- _Task to complete_
Identify each line below containing the string "type" and copy it.

- _Exercise data_
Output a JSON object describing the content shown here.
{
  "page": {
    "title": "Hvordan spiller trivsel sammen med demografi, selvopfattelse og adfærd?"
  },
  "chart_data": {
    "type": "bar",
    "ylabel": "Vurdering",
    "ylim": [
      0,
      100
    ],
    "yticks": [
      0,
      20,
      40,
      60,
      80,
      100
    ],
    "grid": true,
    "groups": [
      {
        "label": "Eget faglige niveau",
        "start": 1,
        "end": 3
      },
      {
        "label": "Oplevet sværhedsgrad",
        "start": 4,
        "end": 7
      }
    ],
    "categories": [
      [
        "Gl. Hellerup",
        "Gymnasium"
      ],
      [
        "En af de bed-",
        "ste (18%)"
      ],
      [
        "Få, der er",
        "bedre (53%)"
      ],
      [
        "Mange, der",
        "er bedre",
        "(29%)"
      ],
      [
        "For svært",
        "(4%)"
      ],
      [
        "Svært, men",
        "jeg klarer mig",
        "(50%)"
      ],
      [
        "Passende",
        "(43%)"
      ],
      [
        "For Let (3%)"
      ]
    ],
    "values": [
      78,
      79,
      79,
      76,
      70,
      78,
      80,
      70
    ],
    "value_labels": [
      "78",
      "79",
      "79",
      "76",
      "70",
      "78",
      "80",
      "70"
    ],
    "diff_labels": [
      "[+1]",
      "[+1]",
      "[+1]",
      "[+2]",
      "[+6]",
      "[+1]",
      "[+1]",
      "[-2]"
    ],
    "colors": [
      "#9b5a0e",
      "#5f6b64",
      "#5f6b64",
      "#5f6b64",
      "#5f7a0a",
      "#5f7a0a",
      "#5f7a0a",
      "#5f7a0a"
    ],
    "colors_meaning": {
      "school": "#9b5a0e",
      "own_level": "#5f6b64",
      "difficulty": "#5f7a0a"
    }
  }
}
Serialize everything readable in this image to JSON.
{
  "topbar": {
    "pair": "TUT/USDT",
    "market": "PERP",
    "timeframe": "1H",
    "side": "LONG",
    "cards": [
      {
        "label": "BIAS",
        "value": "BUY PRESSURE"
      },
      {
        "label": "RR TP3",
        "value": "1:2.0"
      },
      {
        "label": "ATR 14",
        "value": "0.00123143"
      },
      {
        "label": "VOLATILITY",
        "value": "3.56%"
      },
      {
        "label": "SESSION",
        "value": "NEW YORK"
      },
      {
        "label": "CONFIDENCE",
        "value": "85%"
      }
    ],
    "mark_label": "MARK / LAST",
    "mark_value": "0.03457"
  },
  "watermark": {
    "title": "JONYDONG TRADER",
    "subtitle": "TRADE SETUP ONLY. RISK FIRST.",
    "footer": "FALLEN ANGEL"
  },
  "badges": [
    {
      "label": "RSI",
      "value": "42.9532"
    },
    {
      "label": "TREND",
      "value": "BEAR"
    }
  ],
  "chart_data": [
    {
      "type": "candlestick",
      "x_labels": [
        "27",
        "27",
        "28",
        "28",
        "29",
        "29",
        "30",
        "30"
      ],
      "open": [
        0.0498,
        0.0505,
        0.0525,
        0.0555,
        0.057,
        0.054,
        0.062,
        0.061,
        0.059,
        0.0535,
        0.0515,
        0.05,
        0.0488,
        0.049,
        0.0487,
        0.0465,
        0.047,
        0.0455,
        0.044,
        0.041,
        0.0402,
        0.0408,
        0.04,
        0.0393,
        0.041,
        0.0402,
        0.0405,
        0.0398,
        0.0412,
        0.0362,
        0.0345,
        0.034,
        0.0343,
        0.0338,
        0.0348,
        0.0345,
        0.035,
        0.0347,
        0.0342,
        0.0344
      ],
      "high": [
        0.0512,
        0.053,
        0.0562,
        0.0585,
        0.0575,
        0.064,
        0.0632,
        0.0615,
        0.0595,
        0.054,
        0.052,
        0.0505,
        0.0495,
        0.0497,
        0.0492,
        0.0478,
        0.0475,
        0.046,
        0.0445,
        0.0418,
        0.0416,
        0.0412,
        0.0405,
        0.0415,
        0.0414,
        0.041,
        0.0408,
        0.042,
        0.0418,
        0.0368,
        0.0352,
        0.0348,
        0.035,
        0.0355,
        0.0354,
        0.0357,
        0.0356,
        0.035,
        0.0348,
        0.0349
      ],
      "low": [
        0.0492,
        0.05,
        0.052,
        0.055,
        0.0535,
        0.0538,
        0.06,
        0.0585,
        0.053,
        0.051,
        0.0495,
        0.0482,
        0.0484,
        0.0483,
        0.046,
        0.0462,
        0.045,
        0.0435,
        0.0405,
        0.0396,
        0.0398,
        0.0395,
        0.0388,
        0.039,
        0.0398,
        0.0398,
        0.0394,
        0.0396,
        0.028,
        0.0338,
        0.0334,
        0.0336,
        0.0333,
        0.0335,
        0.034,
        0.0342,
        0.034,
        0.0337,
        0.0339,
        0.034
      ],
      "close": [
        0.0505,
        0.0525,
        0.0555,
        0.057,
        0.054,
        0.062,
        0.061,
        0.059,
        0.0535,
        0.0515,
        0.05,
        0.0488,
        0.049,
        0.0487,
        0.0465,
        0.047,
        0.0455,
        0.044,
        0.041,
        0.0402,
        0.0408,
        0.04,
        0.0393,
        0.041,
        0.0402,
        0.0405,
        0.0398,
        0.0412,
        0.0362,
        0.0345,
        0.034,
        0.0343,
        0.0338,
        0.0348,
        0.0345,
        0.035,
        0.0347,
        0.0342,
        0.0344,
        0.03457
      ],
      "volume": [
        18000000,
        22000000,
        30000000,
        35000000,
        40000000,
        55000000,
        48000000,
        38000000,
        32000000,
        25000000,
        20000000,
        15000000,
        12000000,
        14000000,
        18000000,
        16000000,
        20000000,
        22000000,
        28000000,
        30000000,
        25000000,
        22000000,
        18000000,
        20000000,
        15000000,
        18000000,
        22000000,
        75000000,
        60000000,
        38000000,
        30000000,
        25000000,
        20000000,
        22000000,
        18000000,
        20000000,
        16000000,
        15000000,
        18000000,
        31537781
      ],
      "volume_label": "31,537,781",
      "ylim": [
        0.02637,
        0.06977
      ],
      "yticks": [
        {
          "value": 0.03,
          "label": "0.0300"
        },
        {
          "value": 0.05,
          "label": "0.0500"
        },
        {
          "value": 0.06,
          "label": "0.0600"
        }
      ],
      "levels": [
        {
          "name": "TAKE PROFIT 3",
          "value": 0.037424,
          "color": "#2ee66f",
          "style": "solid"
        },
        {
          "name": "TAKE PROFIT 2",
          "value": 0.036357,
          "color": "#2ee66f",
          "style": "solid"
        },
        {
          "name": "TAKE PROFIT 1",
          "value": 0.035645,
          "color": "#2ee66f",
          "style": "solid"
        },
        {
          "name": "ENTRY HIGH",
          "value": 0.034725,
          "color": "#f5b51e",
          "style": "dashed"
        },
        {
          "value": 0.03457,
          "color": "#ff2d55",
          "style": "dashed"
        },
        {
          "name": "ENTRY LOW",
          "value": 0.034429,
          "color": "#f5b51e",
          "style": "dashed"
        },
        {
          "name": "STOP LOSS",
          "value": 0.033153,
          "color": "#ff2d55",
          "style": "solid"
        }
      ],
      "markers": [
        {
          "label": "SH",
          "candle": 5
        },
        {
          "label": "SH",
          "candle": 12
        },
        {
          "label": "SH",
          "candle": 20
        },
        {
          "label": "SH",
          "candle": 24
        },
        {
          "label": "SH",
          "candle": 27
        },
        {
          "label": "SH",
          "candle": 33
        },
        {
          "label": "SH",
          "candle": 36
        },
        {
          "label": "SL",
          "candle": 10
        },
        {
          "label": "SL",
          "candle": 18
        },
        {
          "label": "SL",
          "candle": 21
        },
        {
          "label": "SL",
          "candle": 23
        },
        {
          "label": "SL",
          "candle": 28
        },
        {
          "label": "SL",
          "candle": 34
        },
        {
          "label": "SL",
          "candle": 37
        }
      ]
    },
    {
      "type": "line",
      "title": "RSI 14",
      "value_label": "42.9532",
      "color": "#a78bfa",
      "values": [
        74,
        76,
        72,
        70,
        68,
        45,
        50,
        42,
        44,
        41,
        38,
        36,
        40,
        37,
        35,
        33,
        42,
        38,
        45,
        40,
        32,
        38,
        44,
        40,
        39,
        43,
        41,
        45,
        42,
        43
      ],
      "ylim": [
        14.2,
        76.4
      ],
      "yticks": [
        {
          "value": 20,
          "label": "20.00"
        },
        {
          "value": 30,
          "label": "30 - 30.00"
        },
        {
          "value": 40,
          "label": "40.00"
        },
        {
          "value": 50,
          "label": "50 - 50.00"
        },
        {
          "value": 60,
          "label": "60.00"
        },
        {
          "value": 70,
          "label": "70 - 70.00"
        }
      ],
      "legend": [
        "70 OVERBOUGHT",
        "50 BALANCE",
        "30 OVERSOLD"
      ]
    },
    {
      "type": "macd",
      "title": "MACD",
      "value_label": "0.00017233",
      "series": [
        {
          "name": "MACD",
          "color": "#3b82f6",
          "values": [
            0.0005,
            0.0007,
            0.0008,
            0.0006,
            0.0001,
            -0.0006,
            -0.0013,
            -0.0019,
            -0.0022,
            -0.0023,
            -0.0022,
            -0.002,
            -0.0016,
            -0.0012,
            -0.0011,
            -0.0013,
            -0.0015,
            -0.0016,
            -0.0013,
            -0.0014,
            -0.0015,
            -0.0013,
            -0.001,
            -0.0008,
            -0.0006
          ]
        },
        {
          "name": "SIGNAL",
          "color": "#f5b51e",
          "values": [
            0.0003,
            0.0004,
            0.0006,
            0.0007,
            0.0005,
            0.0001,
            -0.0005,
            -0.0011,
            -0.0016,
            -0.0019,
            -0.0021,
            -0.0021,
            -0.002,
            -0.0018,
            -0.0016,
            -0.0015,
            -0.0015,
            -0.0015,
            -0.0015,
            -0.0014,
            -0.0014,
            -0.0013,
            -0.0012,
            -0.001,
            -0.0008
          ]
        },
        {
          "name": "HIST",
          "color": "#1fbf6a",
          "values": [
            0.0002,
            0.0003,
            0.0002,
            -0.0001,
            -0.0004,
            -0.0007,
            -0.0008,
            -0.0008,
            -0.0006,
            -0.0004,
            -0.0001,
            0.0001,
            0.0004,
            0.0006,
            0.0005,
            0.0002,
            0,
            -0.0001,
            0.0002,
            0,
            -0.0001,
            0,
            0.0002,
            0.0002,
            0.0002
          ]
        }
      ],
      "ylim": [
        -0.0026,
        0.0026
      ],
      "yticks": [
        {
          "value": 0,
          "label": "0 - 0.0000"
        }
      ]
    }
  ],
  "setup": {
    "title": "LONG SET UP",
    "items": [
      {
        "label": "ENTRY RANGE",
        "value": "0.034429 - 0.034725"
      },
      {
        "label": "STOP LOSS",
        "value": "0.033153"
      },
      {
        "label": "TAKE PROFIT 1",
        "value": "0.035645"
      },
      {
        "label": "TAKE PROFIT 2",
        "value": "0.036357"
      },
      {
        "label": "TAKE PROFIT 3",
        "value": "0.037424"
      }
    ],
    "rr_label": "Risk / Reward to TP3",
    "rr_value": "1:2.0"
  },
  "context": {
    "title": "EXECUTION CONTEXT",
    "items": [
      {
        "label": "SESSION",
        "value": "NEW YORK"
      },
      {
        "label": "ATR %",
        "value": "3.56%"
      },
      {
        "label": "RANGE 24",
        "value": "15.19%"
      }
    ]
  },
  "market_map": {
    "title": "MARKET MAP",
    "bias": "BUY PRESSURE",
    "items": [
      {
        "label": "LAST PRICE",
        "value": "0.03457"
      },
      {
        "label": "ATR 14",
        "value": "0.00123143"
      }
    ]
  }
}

- _Solution to the problem_
    "type": "bar",
      "type": "candlestick",
      "type": "line",
      "type": "macd",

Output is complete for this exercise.